<<<<
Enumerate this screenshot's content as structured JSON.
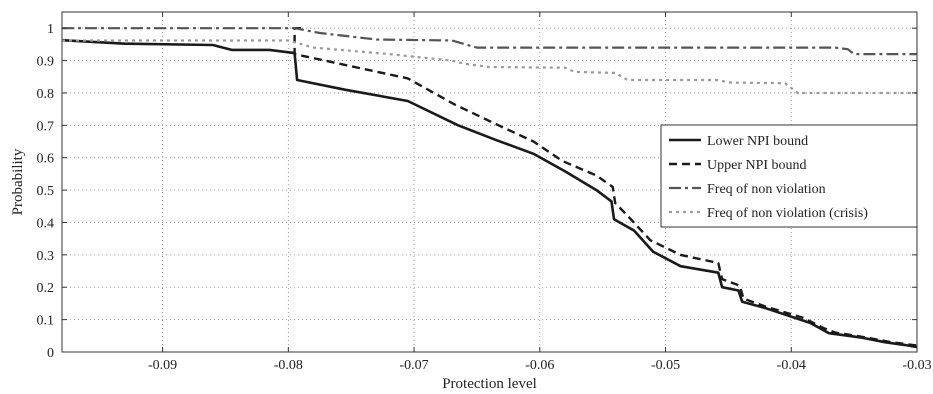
{
  "chart_data": {
    "type": "line",
    "xlabel": "Protection level",
    "ylabel": "Probability",
    "xlim": [
      -0.098,
      -0.03
    ],
    "ylim": [
      0,
      1.05
    ],
    "xticks": [
      -0.09,
      -0.08,
      -0.07,
      -0.06,
      -0.05,
      -0.04,
      -0.03
    ],
    "xtick_labels": [
      "-0.09",
      "-0.08",
      "-0.07",
      "-0.06",
      "-0.05",
      "-0.04",
      "-0.03"
    ],
    "yticks": [
      0,
      0.1,
      0.2,
      0.3,
      0.4,
      0.5,
      0.6,
      0.7,
      0.8,
      0.9,
      1
    ],
    "ytick_labels": [
      "0",
      "0.1",
      "0.2",
      "0.3",
      "0.4",
      "0.5",
      "0.6",
      "0.7",
      "0.8",
      "0.9",
      "1"
    ],
    "grid": "dotted",
    "legend_position": "right",
    "series": [
      {
        "name": "Lower NPI bound",
        "color": "#1a1a1a",
        "dash": "solid",
        "width": 2.6,
        "points": [
          [
            -0.098,
            0.963
          ],
          [
            -0.093,
            0.952
          ],
          [
            -0.086,
            0.948
          ],
          [
            -0.0845,
            0.933
          ],
          [
            -0.0815,
            0.933
          ],
          [
            -0.0795,
            0.923
          ],
          [
            -0.0793,
            0.84
          ],
          [
            -0.0755,
            0.81
          ],
          [
            -0.0705,
            0.775
          ],
          [
            -0.0665,
            0.7
          ],
          [
            -0.0635,
            0.655
          ],
          [
            -0.0605,
            0.612
          ],
          [
            -0.058,
            0.558
          ],
          [
            -0.0555,
            0.5
          ],
          [
            -0.0543,
            0.465
          ],
          [
            -0.0541,
            0.41
          ],
          [
            -0.0525,
            0.375
          ],
          [
            -0.051,
            0.31
          ],
          [
            -0.0488,
            0.265
          ],
          [
            -0.0458,
            0.245
          ],
          [
            -0.0455,
            0.2
          ],
          [
            -0.0442,
            0.19
          ],
          [
            -0.0439,
            0.155
          ],
          [
            -0.042,
            0.135
          ],
          [
            -0.0385,
            0.09
          ],
          [
            -0.037,
            0.058
          ],
          [
            -0.0345,
            0.045
          ],
          [
            -0.0325,
            0.03
          ],
          [
            -0.031,
            0.022
          ],
          [
            -0.03,
            0.015
          ]
        ]
      },
      {
        "name": "Upper NPI bound",
        "color": "#1a1a1a",
        "dash": "8,5",
        "width": 2.4,
        "points": [
          [
            -0.079,
            1.0
          ],
          [
            -0.0795,
            1.0
          ],
          [
            -0.0795,
            0.92
          ],
          [
            -0.0705,
            0.845
          ],
          [
            -0.0668,
            0.765
          ],
          [
            -0.063,
            0.695
          ],
          [
            -0.0605,
            0.65
          ],
          [
            -0.0582,
            0.59
          ],
          [
            -0.0555,
            0.545
          ],
          [
            -0.0542,
            0.51
          ],
          [
            -0.054,
            0.46
          ],
          [
            -0.053,
            0.42
          ],
          [
            -0.0512,
            0.345
          ],
          [
            -0.0488,
            0.3
          ],
          [
            -0.0458,
            0.275
          ],
          [
            -0.0455,
            0.225
          ],
          [
            -0.0441,
            0.205
          ],
          [
            -0.0438,
            0.165
          ],
          [
            -0.042,
            0.14
          ],
          [
            -0.039,
            0.105
          ],
          [
            -0.0375,
            0.075
          ],
          [
            -0.0365,
            0.06
          ],
          [
            -0.0345,
            0.048
          ],
          [
            -0.032,
            0.03
          ],
          [
            -0.03,
            0.02
          ]
        ]
      },
      {
        "name": "Freq of non violation",
        "color": "#555555",
        "dash": "12,4,3,4",
        "width": 2.2,
        "points": [
          [
            -0.098,
            1.0
          ],
          [
            -0.0795,
            1.0
          ],
          [
            -0.0775,
            0.985
          ],
          [
            -0.073,
            0.965
          ],
          [
            -0.067,
            0.962
          ],
          [
            -0.065,
            0.94
          ],
          [
            -0.0365,
            0.94
          ],
          [
            -0.0355,
            0.935
          ],
          [
            -0.035,
            0.92
          ],
          [
            -0.03,
            0.92
          ]
        ]
      },
      {
        "name": "Freq of non violation (crisis)",
        "color": "#9a9a9a",
        "dash": "3,4",
        "width": 2.2,
        "points": [
          [
            -0.098,
            0.962
          ],
          [
            -0.08,
            0.962
          ],
          [
            -0.078,
            0.94
          ],
          [
            -0.072,
            0.92
          ],
          [
            -0.067,
            0.9
          ],
          [
            -0.066,
            0.89
          ],
          [
            -0.064,
            0.88
          ],
          [
            -0.058,
            0.878
          ],
          [
            -0.0572,
            0.865
          ],
          [
            -0.054,
            0.862
          ],
          [
            -0.053,
            0.84
          ],
          [
            -0.046,
            0.84
          ],
          [
            -0.0448,
            0.832
          ],
          [
            -0.0405,
            0.83
          ],
          [
            -0.0395,
            0.8
          ],
          [
            -0.03,
            0.8
          ]
        ]
      }
    ]
  }
}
>>>>
• [Short problem]: Gather from the records above every line containing the string "dash".

• [Solution for this problem]:
        "dash": "solid",
        "dash": "8,5",
        "dash": "12,4,3,4",
        "dash": "3,4",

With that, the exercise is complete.